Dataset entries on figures
____________________

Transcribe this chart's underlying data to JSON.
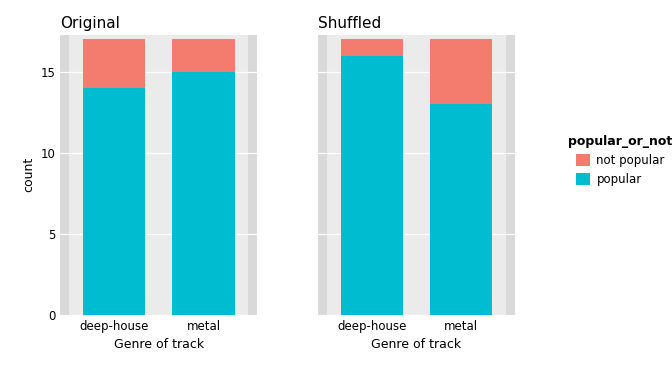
{
  "original": {
    "categories": [
      "deep-house",
      "metal"
    ],
    "popular": [
      14,
      15
    ],
    "not_popular": [
      3,
      2
    ]
  },
  "shuffled": {
    "categories": [
      "deep-house",
      "metal"
    ],
    "popular": [
      16,
      13
    ],
    "not_popular": [
      1,
      4
    ]
  },
  "color_popular": "#00BCD0",
  "color_not_popular": "#F47C6E",
  "bg_color": "#FFFFFF",
  "panel_bg": "#EBEBEB",
  "strip_bg": "#D9D9D9",
  "title_original": "Original",
  "title_shuffled": "Shuffled",
  "xlabel": "Genre of track",
  "ylabel": "count",
  "legend_title": "popular_or_not",
  "legend_labels": [
    "not popular",
    "popular"
  ],
  "yticks": [
    0,
    5,
    10,
    15
  ],
  "ylim": [
    0,
    17.3
  ],
  "bar_width": 0.7
}
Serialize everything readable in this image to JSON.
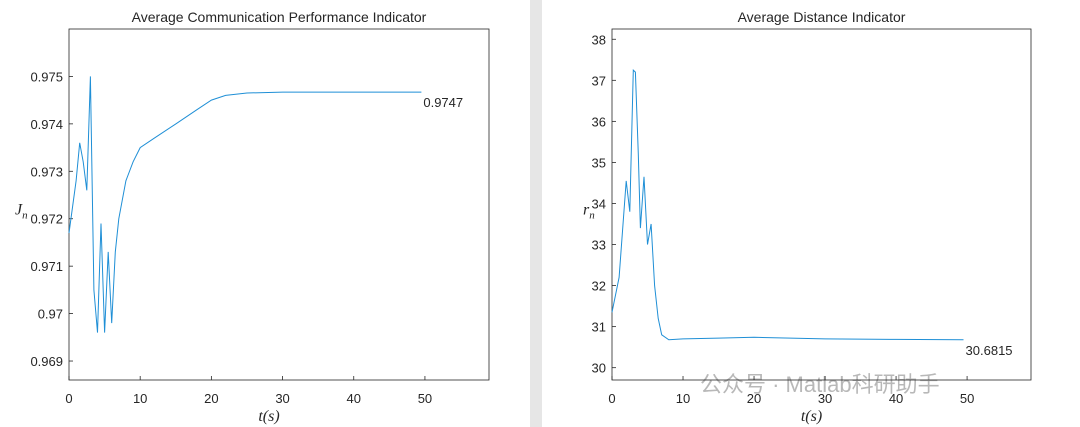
{
  "charts": [
    {
      "chart_data": {
        "type": "line",
        "title": "Average Communication Performance Indicator",
        "xlabel": "t(s)",
        "ylabel": "J",
        "ylabel_sub": "n",
        "xlim": [
          0,
          59
        ],
        "ylim": [
          0.9686,
          0.976
        ],
        "xticks": [
          0,
          10,
          20,
          30,
          40,
          50
        ],
        "yticks": [
          0.969,
          0.97,
          0.971,
          0.972,
          0.973,
          0.974,
          0.975
        ],
        "series": [
          {
            "color": "#1f8fd6",
            "x": [
              0,
              1,
              1.5,
              2,
              2.5,
              3,
              3.5,
              4,
              4.5,
              5,
              5.5,
              6,
              6.5,
              7,
              8,
              9,
              10,
              12,
              15,
              18,
              20,
              22,
              25,
              30,
              40,
              49.5
            ],
            "values": [
              0.9717,
              0.9728,
              0.9736,
              0.9732,
              0.9726,
              0.975,
              0.9705,
              0.9696,
              0.9719,
              0.9696,
              0.9713,
              0.9698,
              0.9713,
              0.972,
              0.9728,
              0.9732,
              0.9735,
              0.9737,
              0.974,
              0.9743,
              0.9745,
              0.9746,
              0.97465,
              0.97467,
              0.97467,
              0.97467
            ]
          }
        ],
        "end_label": "0.9747"
      }
    },
    {
      "chart_data": {
        "type": "line",
        "title": "Average Distance Indicator",
        "xlabel": "t(s)",
        "ylabel": "r",
        "ylabel_sub": "n",
        "xlim": [
          0,
          59
        ],
        "ylim": [
          29.7,
          38.25
        ],
        "xticks": [
          0,
          10,
          20,
          30,
          40,
          50
        ],
        "yticks": [
          30,
          31,
          32,
          33,
          34,
          35,
          36,
          37,
          38
        ],
        "series": [
          {
            "color": "#1f8fd6",
            "x": [
              0,
              1,
              2,
              2.5,
              3,
              3.3,
              3.7,
              4,
              4.5,
              5,
              5.5,
              6,
              6.5,
              7,
              8,
              10,
              15,
              20,
              30,
              40,
              49.5
            ],
            "values": [
              31.35,
              32.2,
              34.55,
              33.8,
              37.25,
              37.2,
              35.2,
              33.4,
              34.65,
              33.0,
              33.5,
              32.0,
              31.2,
              30.8,
              30.68,
              30.7,
              30.72,
              30.74,
              30.7,
              30.69,
              30.68
            ]
          }
        ],
        "end_label": "30.6815"
      }
    }
  ],
  "watermark": "公众号 · Matlab科研助手"
}
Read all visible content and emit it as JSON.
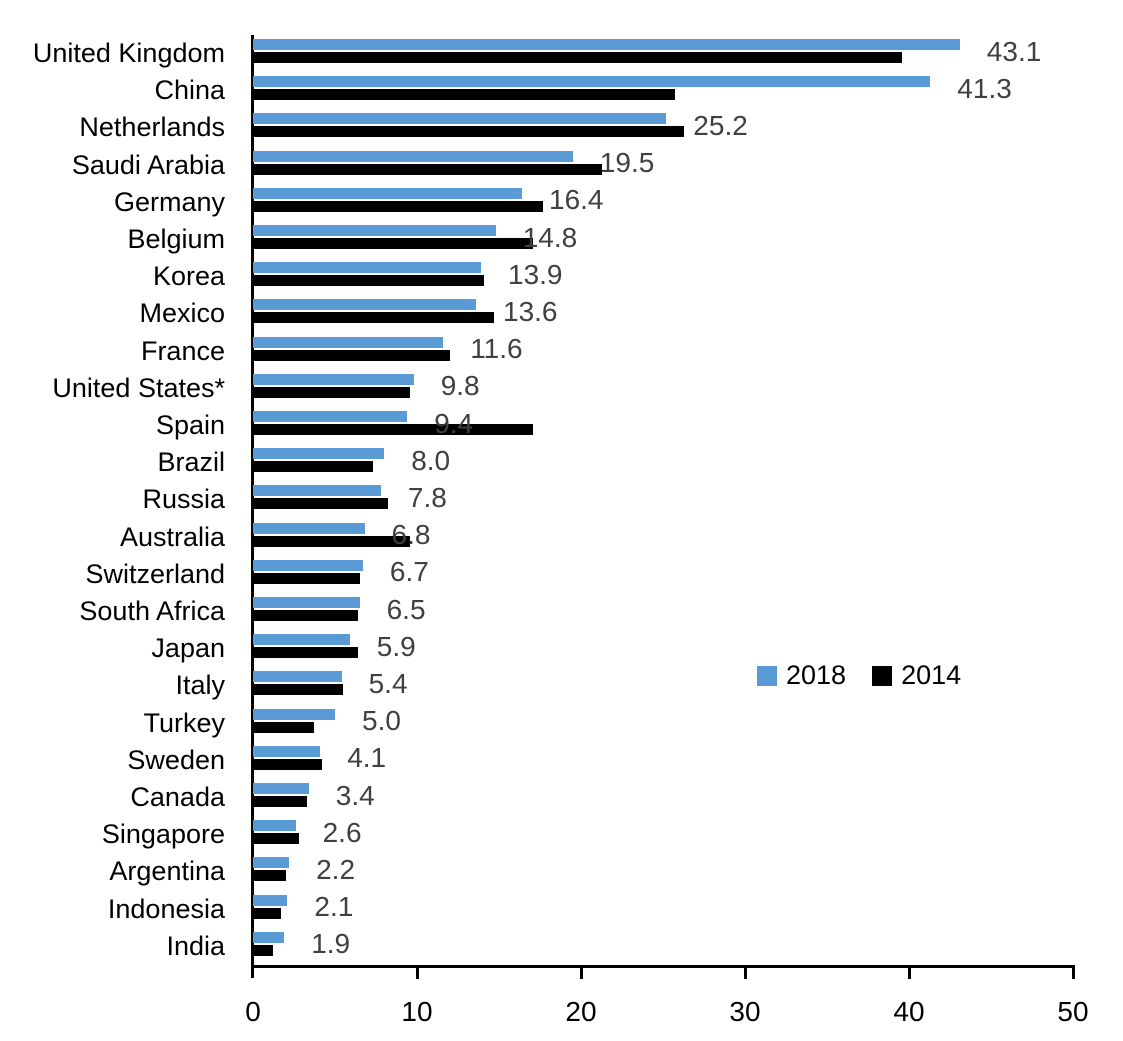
{
  "chart_data": {
    "type": "bar",
    "orientation": "horizontal",
    "title": "",
    "xlabel": "",
    "ylabel": "",
    "xlim": [
      0,
      50
    ],
    "x_ticks": [
      "0",
      "10",
      "20",
      "30",
      "40",
      "50"
    ],
    "grid": false,
    "legend_position": "middle-right",
    "data_labels_on_series": "2018",
    "data_label_color": "#404040",
    "categories": [
      "United Kingdom",
      "China",
      "Netherlands",
      "Saudi Arabia",
      "Germany",
      "Belgium",
      "Korea",
      "Mexico",
      "France",
      "United States*",
      "Spain",
      "Brazil",
      "Russia",
      "Australia",
      "Switzerland",
      "South Africa",
      "Japan",
      "Italy",
      "Turkey",
      "Sweden",
      "Canada",
      "Singapore",
      "Argentina",
      "Indonesia",
      "India"
    ],
    "series": [
      {
        "name": "2018",
        "color": "#5B9BD5",
        "values": [
          43.1,
          41.3,
          25.2,
          19.5,
          16.4,
          14.8,
          13.9,
          13.6,
          11.6,
          9.8,
          9.4,
          8.0,
          7.8,
          6.8,
          6.7,
          6.5,
          5.9,
          5.4,
          5.0,
          4.1,
          3.4,
          2.6,
          2.2,
          2.1,
          1.9
        ]
      },
      {
        "name": "2014",
        "color": "#000000",
        "values": [
          39.6,
          25.7,
          26.3,
          21.3,
          17.7,
          17.1,
          14.1,
          14.7,
          12.0,
          9.6,
          17.1,
          7.3,
          8.2,
          9.6,
          6.5,
          6.4,
          6.4,
          5.5,
          3.7,
          4.2,
          3.3,
          2.8,
          2.0,
          1.7,
          1.2
        ]
      }
    ],
    "data_labels": [
      "43.1",
      "41.3",
      "25.2",
      "19.5",
      "16.4",
      "14.8",
      "13.9",
      "13.6",
      "11.6",
      "9.8",
      "9.4",
      "8.0",
      "7.8",
      "6.8",
      "6.7",
      "6.5",
      "5.9",
      "5.4",
      "5.0",
      "4.1",
      "3.4",
      "2.6",
      "2.2",
      "2.1",
      "1.9"
    ]
  },
  "legend": {
    "items": [
      {
        "label": "2018",
        "color": "#5B9BD5"
      },
      {
        "label": "2014",
        "color": "#000000"
      }
    ]
  }
}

____________________

■ GIVEN REQUEST ■
Copy all the lines of data exactly as they appear, dropping any images.

■ SOLUTION ■
Transcribe this chart's underlying data to JSON.
{
  "original": {
    "categories": [
      "deep-house",
      "metal"
    ],
    "popular": [
      14,
      15
    ],
    "not_popular": [
      3,
      2
    ]
  },
  "shuffled": {
    "categories": [
      "deep-house",
      "metal"
    ],
    "popular": [
      16,
      13
    ],
    "not_popular": [
      1,
      4
    ]
  },
  "color_popular": "#00BCD0",
  "color_not_popular": "#F47C6E",
  "bg_color": "#FFFFFF",
  "panel_bg": "#EBEBEB",
  "strip_bg": "#D9D9D9",
  "title_original": "Original",
  "title_shuffled": "Shuffled",
  "xlabel": "Genre of track",
  "ylabel": "count",
  "legend_title": "popular_or_not",
  "legend_labels": [
    "not popular",
    "popular"
  ],
  "yticks": [
    0,
    5,
    10,
    15
  ],
  "ylim": [
    0,
    17.3
  ],
  "bar_width": 0.7
}
Serialize everything readable in this image to JSON.
{
  "charts": [
    {
      "chart_data": {
        "type": "line",
        "title": "Average Communication Performance Indicator",
        "xlabel": "t(s)",
        "ylabel": "J",
        "ylabel_sub": "n",
        "xlim": [
          0,
          59
        ],
        "ylim": [
          0.9686,
          0.976
        ],
        "xticks": [
          0,
          10,
          20,
          30,
          40,
          50
        ],
        "yticks": [
          0.969,
          0.97,
          0.971,
          0.972,
          0.973,
          0.974,
          0.975
        ],
        "series": [
          {
            "color": "#1f8fd6",
            "x": [
              0,
              1,
              1.5,
              2,
              2.5,
              3,
              3.5,
              4,
              4.5,
              5,
              5.5,
              6,
              6.5,
              7,
              8,
              9,
              10,
              12,
              15,
              18,
              20,
              22,
              25,
              30,
              40,
              49.5
            ],
            "values": [
              0.9717,
              0.9728,
              0.9736,
              0.9732,
              0.9726,
              0.975,
              0.9705,
              0.9696,
              0.9719,
              0.9696,
              0.9713,
              0.9698,
              0.9713,
              0.972,
              0.9728,
              0.9732,
              0.9735,
              0.9737,
              0.974,
              0.9743,
              0.9745,
              0.9746,
              0.97465,
              0.97467,
              0.97467,
              0.97467
            ]
          }
        ],
        "end_label": "0.9747"
      }
    },
    {
      "chart_data": {
        "type": "line",
        "title": "Average Distance Indicator",
        "xlabel": "t(s)",
        "ylabel": "r",
        "ylabel_sub": "n",
        "xlim": [
          0,
          59
        ],
        "ylim": [
          29.7,
          38.25
        ],
        "xticks": [
          0,
          10,
          20,
          30,
          40,
          50
        ],
        "yticks": [
          30,
          31,
          32,
          33,
          34,
          35,
          36,
          37,
          38
        ],
        "series": [
          {
            "color": "#1f8fd6",
            "x": [
              0,
              1,
              2,
              2.5,
              3,
              3.3,
              3.7,
              4,
              4.5,
              5,
              5.5,
              6,
              6.5,
              7,
              8,
              10,
              15,
              20,
              30,
              40,
              49.5
            ],
            "values": [
              31.35,
              32.2,
              34.55,
              33.8,
              37.25,
              37.2,
              35.2,
              33.4,
              34.65,
              33.0,
              33.5,
              32.0,
              31.2,
              30.8,
              30.68,
              30.7,
              30.72,
              30.74,
              30.7,
              30.69,
              30.68
            ]
          }
        ],
        "end_label": "30.6815"
      }
    }
  ],
  "watermark": "公众号 · Matlab科研助手"
}
Read all visible content and emit it as JSON.
{
  "chart_data": {
    "type": "bar",
    "orientation": "horizontal",
    "title": "",
    "xlabel": "",
    "ylabel": "",
    "xlim": [
      0,
      50
    ],
    "x_ticks": [
      "0",
      "10",
      "20",
      "30",
      "40",
      "50"
    ],
    "grid": false,
    "legend_position": "middle-right",
    "data_labels_on_series": "2018",
    "data_label_color": "#404040",
    "categories": [
      "United Kingdom",
      "China",
      "Netherlands",
      "Saudi Arabia",
      "Germany",
      "Belgium",
      "Korea",
      "Mexico",
      "France",
      "United States*",
      "Spain",
      "Brazil",
      "Russia",
      "Australia",
      "Switzerland",
      "South Africa",
      "Japan",
      "Italy",
      "Turkey",
      "Sweden",
      "Canada",
      "Singapore",
      "Argentina",
      "Indonesia",
      "India"
    ],
    "series": [
      {
        "name": "2018",
        "color": "#5B9BD5",
        "values": [
          43.1,
          41.3,
          25.2,
          19.5,
          16.4,
          14.8,
          13.9,
          13.6,
          11.6,
          9.8,
          9.4,
          8.0,
          7.8,
          6.8,
          6.7,
          6.5,
          5.9,
          5.4,
          5.0,
          4.1,
          3.4,
          2.6,
          2.2,
          2.1,
          1.9
        ]
      },
      {
        "name": "2014",
        "color": "#000000",
        "values": [
          39.6,
          25.7,
          26.3,
          21.3,
          17.7,
          17.1,
          14.1,
          14.7,
          12.0,
          9.6,
          17.1,
          7.3,
          8.2,
          9.6,
          6.5,
          6.4,
          6.4,
          5.5,
          3.7,
          4.2,
          3.3,
          2.8,
          2.0,
          1.7,
          1.2
        ]
      }
    ],
    "data_labels": [
      "43.1",
      "41.3",
      "25.2",
      "19.5",
      "16.4",
      "14.8",
      "13.9",
      "13.6",
      "11.6",
      "9.8",
      "9.4",
      "8.0",
      "7.8",
      "6.8",
      "6.7",
      "6.5",
      "5.9",
      "5.4",
      "5.0",
      "4.1",
      "3.4",
      "2.6",
      "2.2",
      "2.1",
      "1.9"
    ]
  },
  "legend": {
    "items": [
      {
        "label": "2018",
        "color": "#5B9BD5"
      },
      {
        "label": "2014",
        "color": "#000000"
      }
    ]
  }
}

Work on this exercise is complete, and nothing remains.